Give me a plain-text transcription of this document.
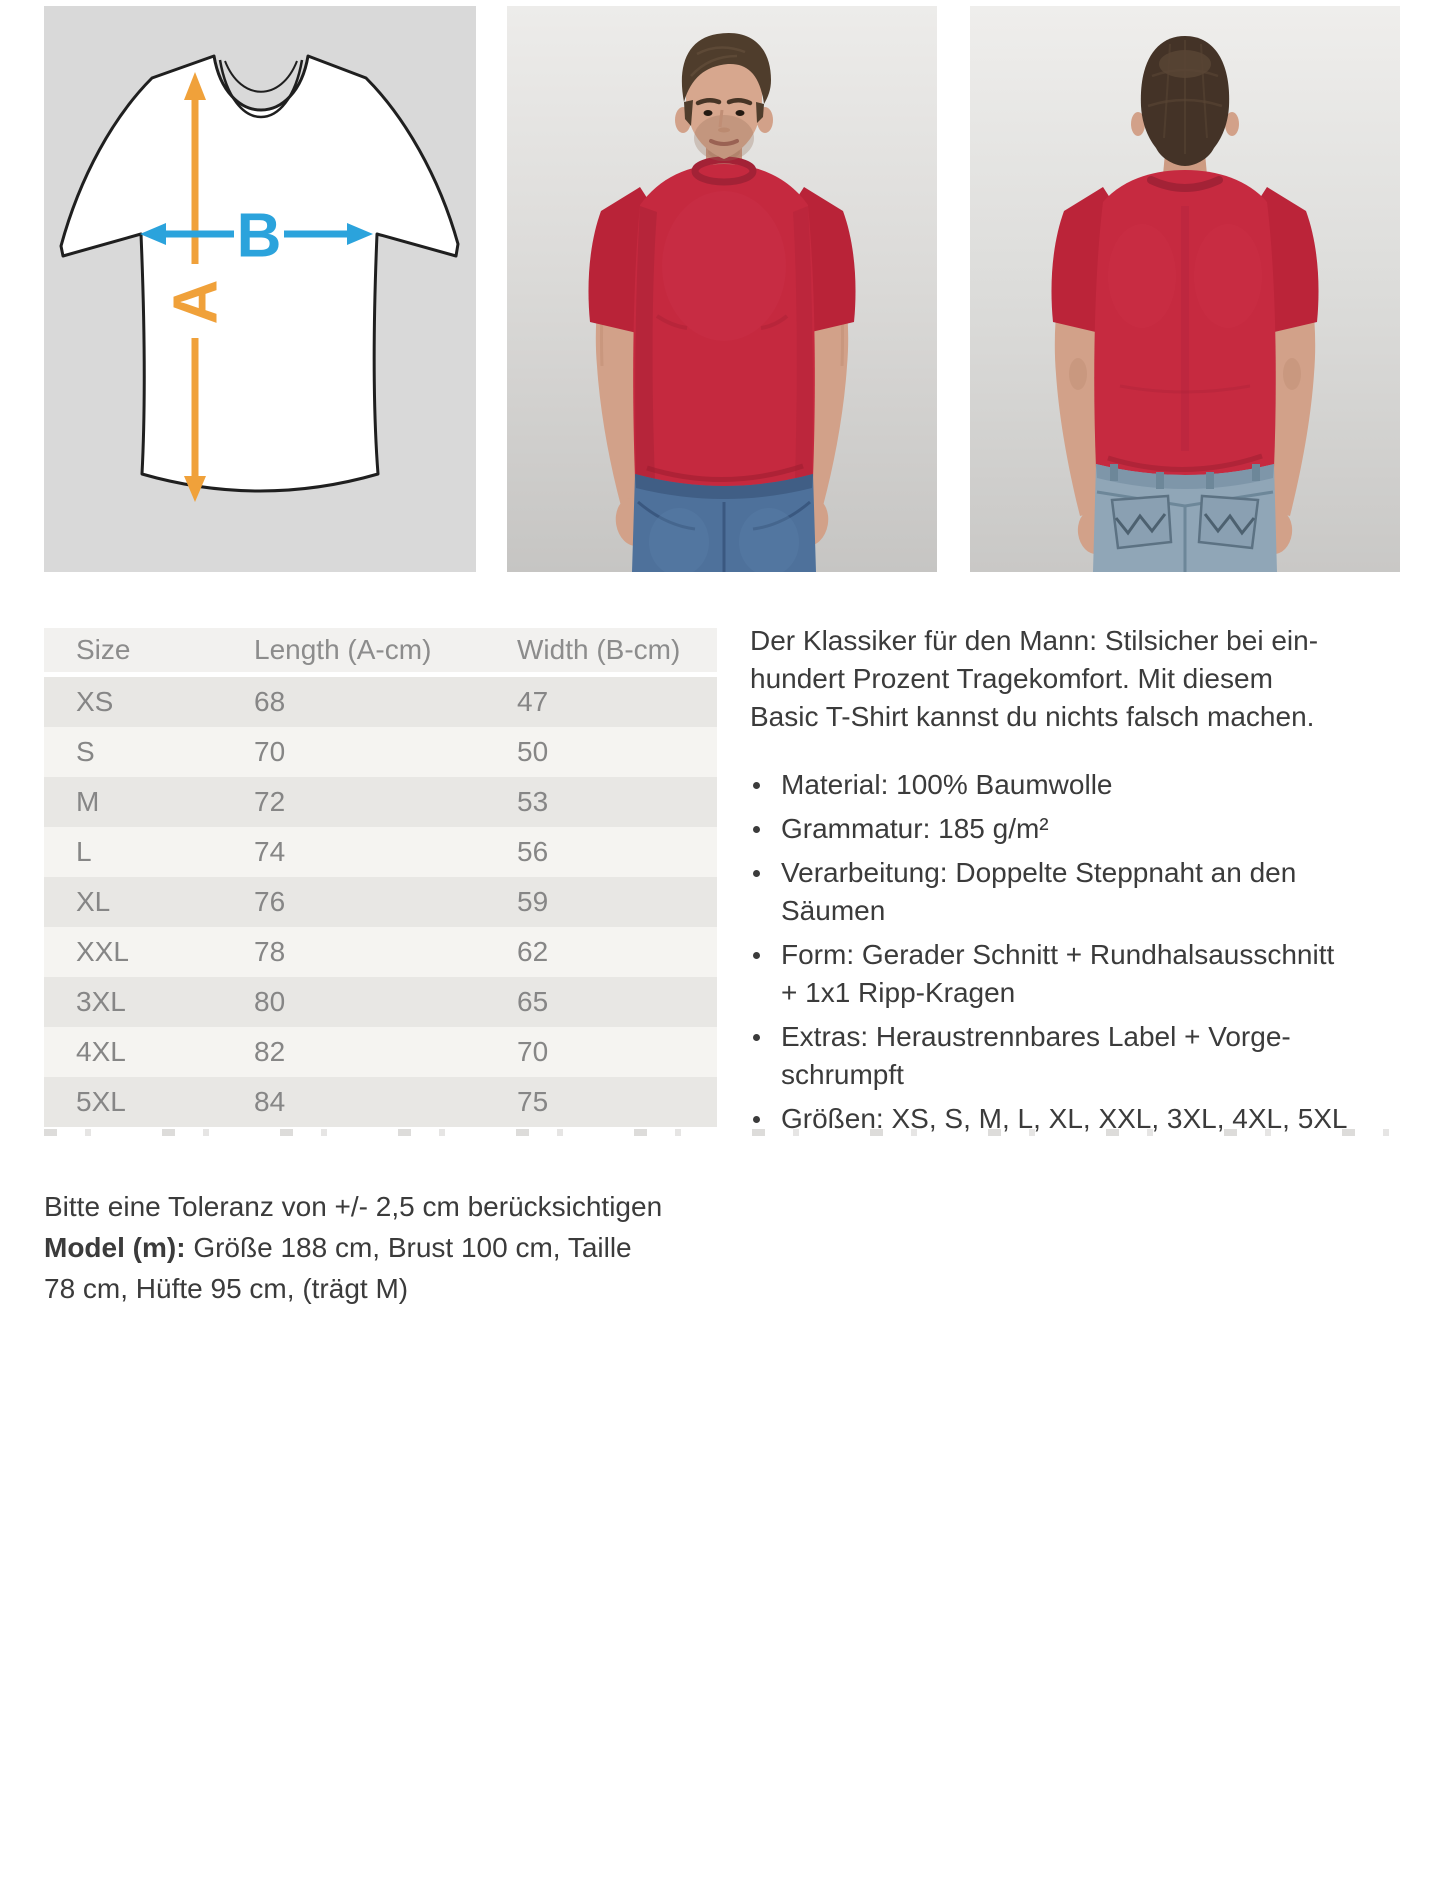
A
B
Size	Length (A-cm)	Width (B-cm)
XS	68	47
S	70	50
M	72	53
L	74	56
XL	76	59
XXL	78	62
3XL	80	65
4XL	82	70
5XL	84	75
Der Klassiker für den Mann: Stilsicher bei ein-
hundert Prozent Tragekomfort. Mit diesem
Basic T-Shirt kannst du nichts falsch machen.
Material: 100% Baumwolle
Grammatur: 185 g/m²
Verarbeitung: Doppelte Steppnaht an den
Säumen
Form: Gerader Schnitt + Rundhalsausschnitt
+ 1x1 Ripp-Kragen
Extras: Heraustrennbares Label + Vorge-
schrumpft
Größen: XS, S, M, L, XL, XXL, 3XL, 4XL, 5XL
Bitte eine Toleranz von +/- 2,5 cm berücksichtigen
Model (m): Größe 188 cm, Brust 100 cm, Taille
78 cm, Hüfte 95 cm, (trägt M)
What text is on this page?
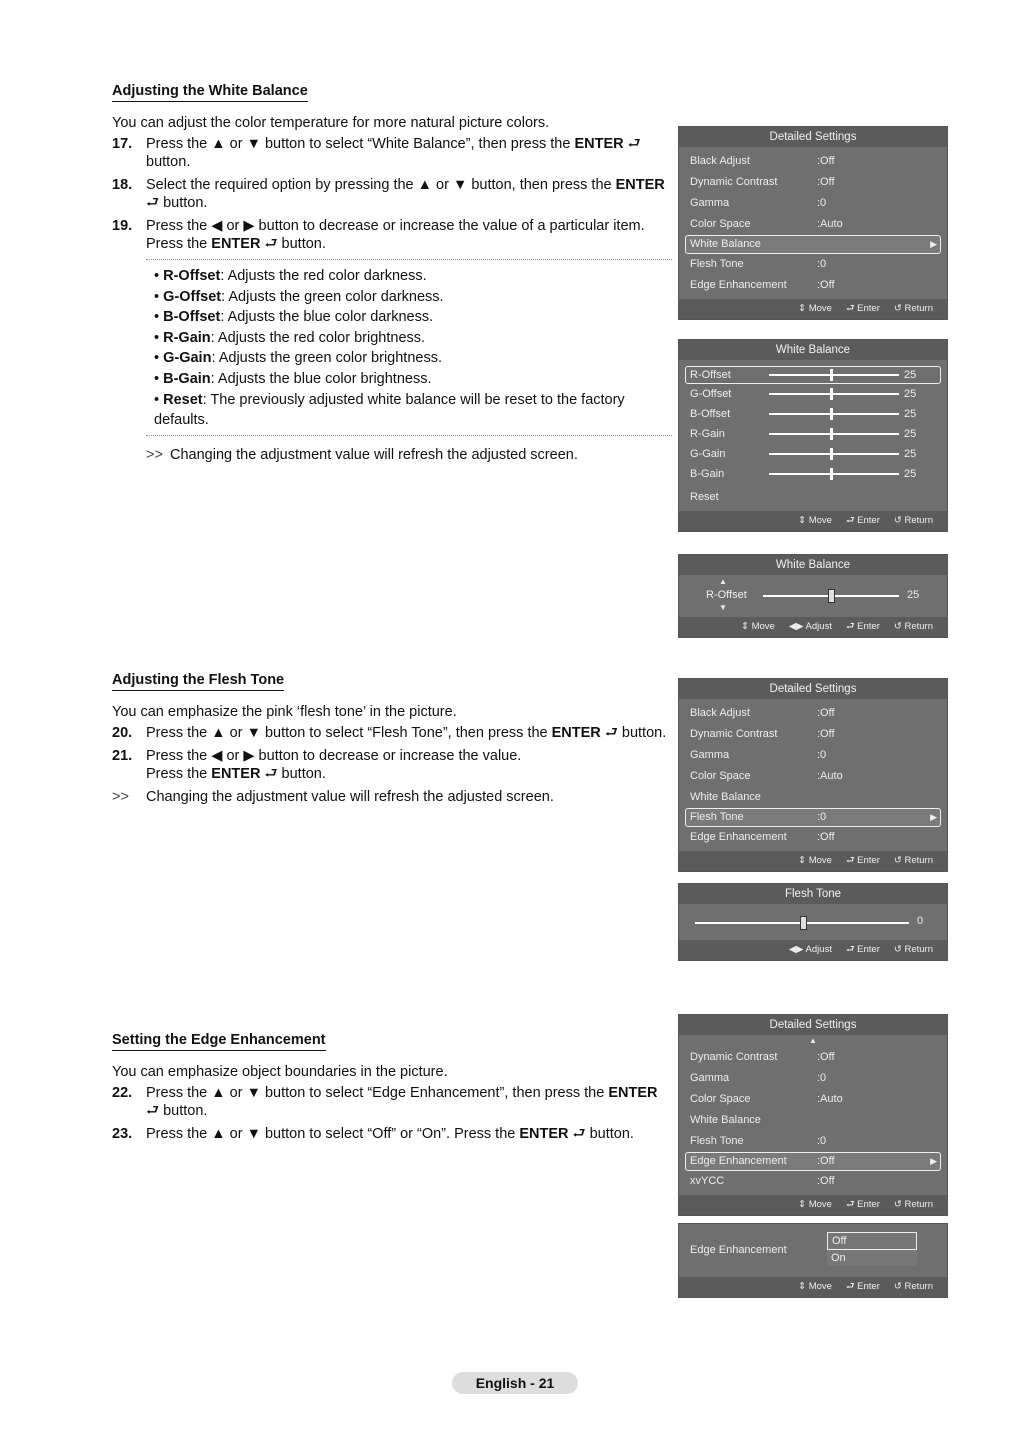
Adjusting the White Balance
You can adjust the color temperature for more natural picture colors.
17. Press the ▲ or ▼ button to select “White Balance”, then press the ENTER ⮐ button.
18. Select the required option by pressing the ▲ or ▼ button, then press the ENTER ⮐ button.
19. Press the ◀ or ▶ button to decrease or increase the value of a particular item. Press the ENTER ⮐ button.
• R-Offset: Adjusts the red color darkness.
• G-Offset: Adjusts the green color darkness.
• B-Offset: Adjusts the blue color darkness.
• R-Gain: Adjusts the red color brightness.
• G-Gain: Adjusts the green color brightness.
• B-Gain: Adjusts the blue color brightness.
• Reset: The previously adjusted white balance will be reset to the factory defaults.
>> Changing the adjustment value will refresh the adjusted screen.
Adjusting the Flesh Tone
You can emphasize the pink ‘flesh tone’ in the picture.
20. Press the ▲ or ▼ button to select “Flesh Tone”, then press the ENTER ⮐ button.
21. Press the ◀ or ▶ button to decrease or increase the value.
Press the ENTER ⮐ button.
>>	Changing the adjustment value will refresh the adjusted screen.
Setting the Edge Enhancement
You can emphasize object boundaries in the picture.
22. Press the ▲ or ▼ button to select “Edge Enhancement”, then press the ENTER ⮐ button.
23. Press the ▲ or ▼ button to select “Off” or “On”. Press the ENTER ⮐ button.
Detailed Settings
Black Adjust	:Off
Dynamic Contrast	:Off
Gamma	:0
Color Space	:Auto
White Balance
▶
Flesh Tone	:0
Edge Enhancement	:Off
⇕ Move ⮐ Enter ↺ Return
White Balance
R-Offset	25
G-Offset	25
B-Offset	25
R-Gain	25
G-Gain	25
B-Gain	25
Reset
⇕ Move ⮐ Enter ↺ Return
White Balance
▲
R-Offset
▼
25
⇕ Move ◀▶ Adjust ⮐ Enter ↺ Return
Detailed Settings
Black Adjust	:Off
Dynamic Contrast	:Off
Gamma	:0
Color Space	:Auto
White Balance
Flesh Tone	:0
▶
Edge Enhancement	:Off
⇕ Move ⮐ Enter ↺ Return
Flesh Tone
0
◀▶ Adjust ⮐ Enter ↺ Return
Detailed Settings
▲
Dynamic Contrast	:Off
Gamma	:0
Color Space	:Auto
White Balance
Flesh Tone	:0
Edge Enhancement	:Off
▶
xvYCC	:Off
⇕ Move ⮐ Enter ↺ Return
Edge Enhancement
Off
On
⇕ Move ⮐ Enter ↺ Return
English - 21
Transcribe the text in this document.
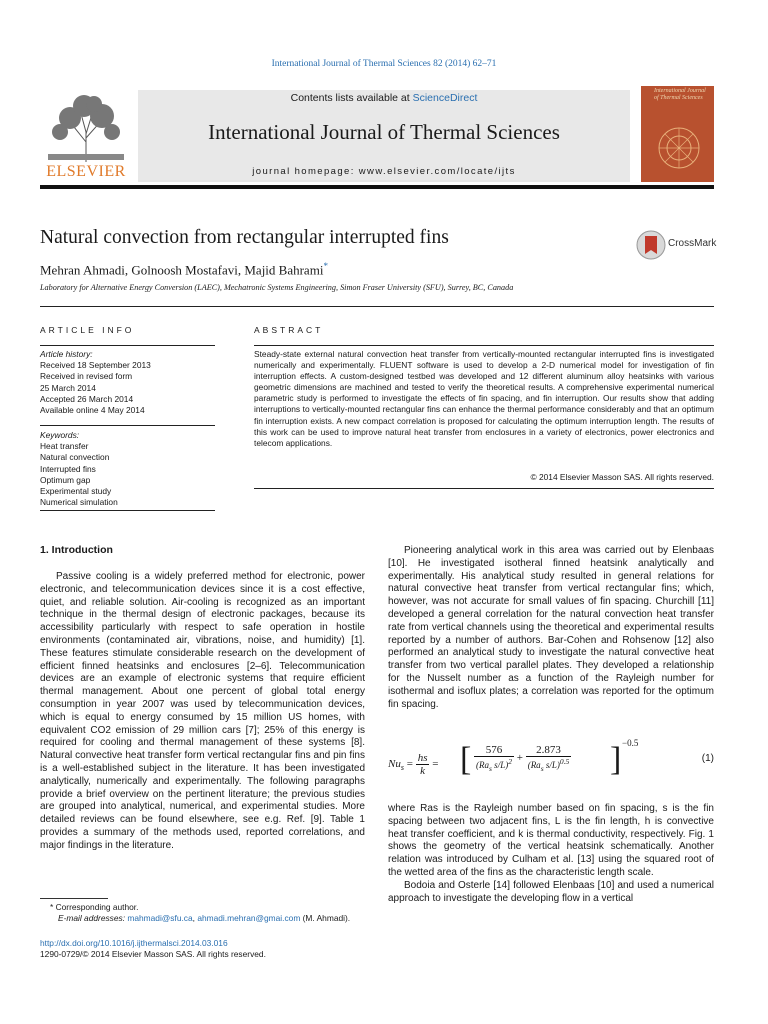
International Journal of Thermal Sciences 82 (2014) 62–71
ELSEVIER
Contents lists available at ScienceDirect
International Journal of Thermal Sciences
journal homepage: www.elsevier.com/locate/ijts
International Journal of Thermal Sciences
Natural convection from rectangular interrupted fins
Mehran Ahmadi, Golnoosh Mostafavi, Majid Bahrami*
Laboratory for Alternative Energy Conversion (LAEC), Mechatronic Systems Engineering, Simon Fraser University (SFU), Surrey, BC, Canada
CrossMark
ARTICLE INFO
Article history:
Received 18 September 2013
Received in revised form
25 March 2014
Accepted 26 March 2014
Available online 4 May 2014
Keywords:
Heat transfer
Natural convection
Interrupted fins
Optimum gap
Experimental study
Numerical simulation
ABSTRACT
Steady-state external natural convection heat transfer from vertically-mounted rectangular interrupted fins is investigated numerically and experimentally. FLUENT software is used to develop a 2-D numerical model for investigation of fin interruption effects. A custom-designed testbed was developed and 12 different aluminum alloy heatsinks with various geometric dimensions are machined and tested to verify the theoretical results. A comprehensive experimental numerical parametric study is performed to investigate the effects of fin spacing, and fin interruption. Our results show that adding interruptions to vertically-mounted rectangular fins can enhance the thermal performance considerably and that an optimum fin interruption exists. A new compact correlation is proposed for calculating the optimum interruption length. The results of this work can be used to improve natural heat transfer from enclosures in a variety of electronics, power electronics and telecom applications.
© 2014 Elsevier Masson SAS. All rights reserved.
1. Introduction

Passive cooling is a widely preferred method for electronic, power electronic, and telecommunication devices since it is a cost effective, quiet, and reliable solution. Air-cooling is recognized as an important technique in the thermal design of electronic packages, because its accessibility particularly with respect to safe operation in hostile environments (contaminated air, vibrations, noise, and humidity) [1]. These features stimulate considerable research on the development of efficient finned heatsinks and enclosures [2–6]. Telecommunication devices are an example of electronic systems that require efficient thermal management. About one percent of global total energy consumption in year 2007 was used by telecommunication devices, which is equal to energy consumed by 15 million US homes, with equivalent CO2 emission of 29 million cars [7]; 25% of this energy is required for cooling and thermal management of these systems [8]. Natural convective heat transfer form vertical rectangular fins and pin fins is a well-established subject in the literature. It has been investigated analytically, numerically and experimentally. The following paragraphs provide a brief overview on the pertinent literature; the previous studies are grouped into analytical, numerical, and experimental studies. More detailed reviews can be found elsewhere, see e.g. Ref. [9]. Table 1 provides a summary of the methods used, reported correlations, and major findings in the literature.

Pioneering analytical work in this area was carried out by Elenbaas [10]. He investigated isotheral finned heatsink analytically and experimentally. His analytical study resulted in general relations for natural convective heat transfer from vertical rectangular fins; which, however, was not accurate for small values of fin spacing. Churchill [11] developed a general correlation for the natural convection heat transfer rate from vertical channels using the theoretical and experimental results reported by a number of authors. Bar-Cohen and Rohsenow [12] also performed an analytical study to investigate the natural convective heat transfer from two vertical parallel plates. They developed a relationship for the Nusselt number as a function of the Rayleigh number for isothermal and isoflux plates; a correlation was reported for the optimum fin spacing.

$Nu_s = \frac{hs}{k}$ = [ $\frac{576}{(Ra_s s/L)^2} + \frac{2.873}{(Ra_s s/L)^{0.5}}$ ] −0.5
(1)

where Ras is the Rayleigh number based on fin spacing, s is the fin spacing between two adjacent fins, L is the fin length, h is convective heat transfer coefficient, and k is thermal conductivity, respectively. Fig. 1 shows the geometry of the vertical heatsink schematically. Another relation was introduced by Culham et al. [13] using the squared root of the wetted area of the fins as the characteristic length scale.

Bodoia and Osterle [14] followed Elenbaas [10] and used a numerical approach to investigate the developing flow in a vertical

* Corresponding author.
E-mail addresses: mahmadi@sfu.ca, ahmadi.mehran@gmai.com (M. Ahmadi).
http://dx.doi.org/10.1016/j.ijthermalsci.2014.03.016
1290-0729/© 2014 Elsevier Masson SAS. All rights reserved.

*TASK*:
Each line that holds the word "green" is to be copied.

*ANSWER TO THIS TASK*:
• G-Offset: Adjusts the green color darkness.
• G-Gain: Adjusts the green color brightness.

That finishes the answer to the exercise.